• DIRECTIONS FOR THIS TASK: Lift every line from the entries that includes the word "بیمارستان".

* * * * * * *

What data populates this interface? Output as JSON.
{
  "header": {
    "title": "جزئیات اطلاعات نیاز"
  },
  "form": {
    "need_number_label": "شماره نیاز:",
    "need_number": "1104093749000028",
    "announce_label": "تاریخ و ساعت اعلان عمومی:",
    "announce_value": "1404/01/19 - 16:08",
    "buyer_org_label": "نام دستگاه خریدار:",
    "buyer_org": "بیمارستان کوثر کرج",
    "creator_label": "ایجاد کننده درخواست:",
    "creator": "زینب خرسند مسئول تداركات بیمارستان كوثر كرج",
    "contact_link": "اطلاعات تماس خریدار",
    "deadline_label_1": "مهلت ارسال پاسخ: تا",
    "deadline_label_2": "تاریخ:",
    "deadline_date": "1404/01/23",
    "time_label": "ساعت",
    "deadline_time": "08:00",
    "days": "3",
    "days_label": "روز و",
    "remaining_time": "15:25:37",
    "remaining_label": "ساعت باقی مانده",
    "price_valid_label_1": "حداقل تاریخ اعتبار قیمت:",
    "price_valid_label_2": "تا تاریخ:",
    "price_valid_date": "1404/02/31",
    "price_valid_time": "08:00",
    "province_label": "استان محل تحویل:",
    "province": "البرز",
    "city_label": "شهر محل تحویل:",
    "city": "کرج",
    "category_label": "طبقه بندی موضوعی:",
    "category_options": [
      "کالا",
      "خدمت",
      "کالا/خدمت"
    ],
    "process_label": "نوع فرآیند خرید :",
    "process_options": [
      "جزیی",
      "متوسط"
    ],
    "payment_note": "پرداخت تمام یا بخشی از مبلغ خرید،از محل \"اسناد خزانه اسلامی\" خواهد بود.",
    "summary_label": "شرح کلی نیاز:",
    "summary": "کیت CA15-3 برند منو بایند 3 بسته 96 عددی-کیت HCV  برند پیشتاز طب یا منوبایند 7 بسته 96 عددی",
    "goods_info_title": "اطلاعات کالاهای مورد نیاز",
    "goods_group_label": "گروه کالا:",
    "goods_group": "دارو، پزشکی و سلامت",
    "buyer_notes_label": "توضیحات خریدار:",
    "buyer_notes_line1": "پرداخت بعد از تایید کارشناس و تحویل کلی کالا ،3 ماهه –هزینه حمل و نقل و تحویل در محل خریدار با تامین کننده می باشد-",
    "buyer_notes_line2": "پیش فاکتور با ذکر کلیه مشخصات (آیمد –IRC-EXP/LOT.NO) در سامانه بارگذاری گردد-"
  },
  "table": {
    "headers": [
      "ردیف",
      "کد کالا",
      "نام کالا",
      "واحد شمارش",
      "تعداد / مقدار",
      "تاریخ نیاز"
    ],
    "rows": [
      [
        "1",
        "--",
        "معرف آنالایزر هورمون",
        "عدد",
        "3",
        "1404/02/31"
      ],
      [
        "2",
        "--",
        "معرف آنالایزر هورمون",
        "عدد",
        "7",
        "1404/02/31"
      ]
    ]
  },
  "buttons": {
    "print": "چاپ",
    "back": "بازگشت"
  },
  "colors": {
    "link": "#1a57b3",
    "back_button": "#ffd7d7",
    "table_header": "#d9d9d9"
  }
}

* * * * * * *

• RESULT OF THIS EXERCISE:
    "buyer_org": "بیمارستان کوثر کرج",
    "creator": "زینب خرسند مسئول تداركات بیمارستان كوثر كرج",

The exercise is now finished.